The learning effects of motor imagery and mental practice have been extensively studied in sports, whereas research regarding their clinical efficacy and efficiency is sparse and relatively recent (Mulder, 2007). However, motor imagery is thought to be advantageous for stroke recovery, especially for severely impaired patients (Mulder, 2007). Since patients retain the ability to imagine movements with the paretic limb, mental motor practice might facilitate functional reorganization (Johnson, 2000). A meta-analysis looking into the effectiveness of mental practice also found some trends for positive outcomes. However, pooled effects could not be estimated because only a few Class I studies exist, and their protocols, measurements, and interventions vary widely (Braun et al., 2006).

Social Interaction

Social interaction has been defined as a behavior in which the participants’ actions are both a response to and a stimulus for the counterpart’s behavior (Rubin et al., 2006). Many ADL implicate social interaction, and a failure to perform them might lead to an undesired dependence on others (Lilja et al., 2003). The level of self-efficacy influences motor skill performance and learning, and in turn, is influenced by the appraisal or discouragement from others (Wulf et al., 2012). fMRI recordings of a subject experiencing a live social interaction revealed activations in areas commonly identified in the perception of social cues besides other regions involved in goal-directed and visual attention as well as reward processing (Redcay et al., 2010).
____
[ACTIVITY LIST]:
(1) In the text on motor imagery and social interaction, why could the meta-analysis on mental practice not estimate pooled effects?
(2) Condense the paragraph of the text on motor imagery and social interaction that begins "Social interaction has been defined" into a short bulleted list that keeps its main facts.
(3) Return, word for word, the portion of the text on motor imagery and social interaction starting with "The learning effects" and going on through "(Braun et al., 2006).".
____
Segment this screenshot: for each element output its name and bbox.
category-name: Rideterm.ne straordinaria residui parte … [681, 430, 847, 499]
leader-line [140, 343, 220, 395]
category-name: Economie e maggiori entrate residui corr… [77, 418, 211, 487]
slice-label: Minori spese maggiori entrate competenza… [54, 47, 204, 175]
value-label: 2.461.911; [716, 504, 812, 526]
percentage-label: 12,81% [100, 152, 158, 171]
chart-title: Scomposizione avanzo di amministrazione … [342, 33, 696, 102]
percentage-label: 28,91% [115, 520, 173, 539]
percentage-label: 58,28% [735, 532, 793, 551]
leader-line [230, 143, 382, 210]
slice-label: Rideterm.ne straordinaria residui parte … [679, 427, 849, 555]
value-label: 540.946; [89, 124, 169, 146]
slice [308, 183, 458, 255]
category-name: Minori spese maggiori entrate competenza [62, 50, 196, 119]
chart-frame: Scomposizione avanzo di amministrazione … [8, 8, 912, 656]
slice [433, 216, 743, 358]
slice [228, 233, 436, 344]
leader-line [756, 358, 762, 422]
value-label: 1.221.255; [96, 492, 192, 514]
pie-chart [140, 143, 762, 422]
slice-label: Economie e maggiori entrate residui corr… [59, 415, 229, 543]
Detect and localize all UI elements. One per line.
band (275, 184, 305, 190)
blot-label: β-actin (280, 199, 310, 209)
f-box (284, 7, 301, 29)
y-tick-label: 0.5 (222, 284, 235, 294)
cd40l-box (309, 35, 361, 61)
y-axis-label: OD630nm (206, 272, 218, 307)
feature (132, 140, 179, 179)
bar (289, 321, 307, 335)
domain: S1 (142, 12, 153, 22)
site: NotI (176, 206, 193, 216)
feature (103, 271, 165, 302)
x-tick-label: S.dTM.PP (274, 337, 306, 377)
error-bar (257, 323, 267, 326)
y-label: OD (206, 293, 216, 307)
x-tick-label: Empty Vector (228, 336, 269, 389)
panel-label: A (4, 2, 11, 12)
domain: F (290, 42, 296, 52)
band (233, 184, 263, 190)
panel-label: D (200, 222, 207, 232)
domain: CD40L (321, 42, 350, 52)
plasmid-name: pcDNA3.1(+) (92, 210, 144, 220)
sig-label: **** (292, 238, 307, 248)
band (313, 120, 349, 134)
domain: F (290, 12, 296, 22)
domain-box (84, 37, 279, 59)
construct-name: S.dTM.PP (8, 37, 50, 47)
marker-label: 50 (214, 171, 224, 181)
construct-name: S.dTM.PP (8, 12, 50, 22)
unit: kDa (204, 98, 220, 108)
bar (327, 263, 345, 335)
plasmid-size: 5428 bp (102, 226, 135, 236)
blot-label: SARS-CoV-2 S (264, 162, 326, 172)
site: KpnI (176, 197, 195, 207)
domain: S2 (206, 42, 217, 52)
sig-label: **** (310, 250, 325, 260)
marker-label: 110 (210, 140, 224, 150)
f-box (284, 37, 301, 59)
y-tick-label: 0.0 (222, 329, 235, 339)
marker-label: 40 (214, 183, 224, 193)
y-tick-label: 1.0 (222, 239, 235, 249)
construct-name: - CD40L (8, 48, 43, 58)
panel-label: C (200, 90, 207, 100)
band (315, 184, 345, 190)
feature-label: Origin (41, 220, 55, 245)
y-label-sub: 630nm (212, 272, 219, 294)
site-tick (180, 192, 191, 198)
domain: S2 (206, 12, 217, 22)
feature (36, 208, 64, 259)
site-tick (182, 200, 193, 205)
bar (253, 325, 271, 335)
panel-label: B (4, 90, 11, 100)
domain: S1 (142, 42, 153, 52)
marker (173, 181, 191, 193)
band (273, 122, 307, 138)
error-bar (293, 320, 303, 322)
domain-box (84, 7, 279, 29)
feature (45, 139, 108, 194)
____
[WRITTEN RESPONSES]:
(1) Only a few Class I studies exist, and their protocols, measurements, and interventions vary widely.

(2)
- Social interaction is behavior in which each participant's actions both respond to and stimulate the counterpart's behavior (Rubin et al., 2006).
- Many ADL involve social interaction, and failing to perform them may cause undesired dependence on others (Lilja et al., 2003).
- Self-efficacy affects motor skill performance and learning, and it is in turn shaped by appraisal or discouragement from others (Wulf et al., 2012).
- fMRI of a subject in a live social interaction showed activation in areas linked to perceiving social cues, as well as in regions for goal-directed and visual attention and reward processing (Redcay et al., 2010).

(3)
The learning effects of motor imagery and mental practice have been extensively studied in sports, whereas research regarding their clinical efficacy and efficiency is sparse and relatively recent (Mulder, 2007). However, motor imagery is thought to be advantageous for stroke recovery, especially for severely impaired patients (Mulder, 2007). Since patients retain the ability to imagine movements with the paretic limb, mental motor practice might facilitate functional reorganization (Johnson, 2000). A meta-analysis looking into the effectiveness of mental practice also found some trends for positive outcomes. However, pooled effects could not be estimated because only a few Class I studies exist, and their protocols, measurements, and interventions vary widely (Braun et al., 2006).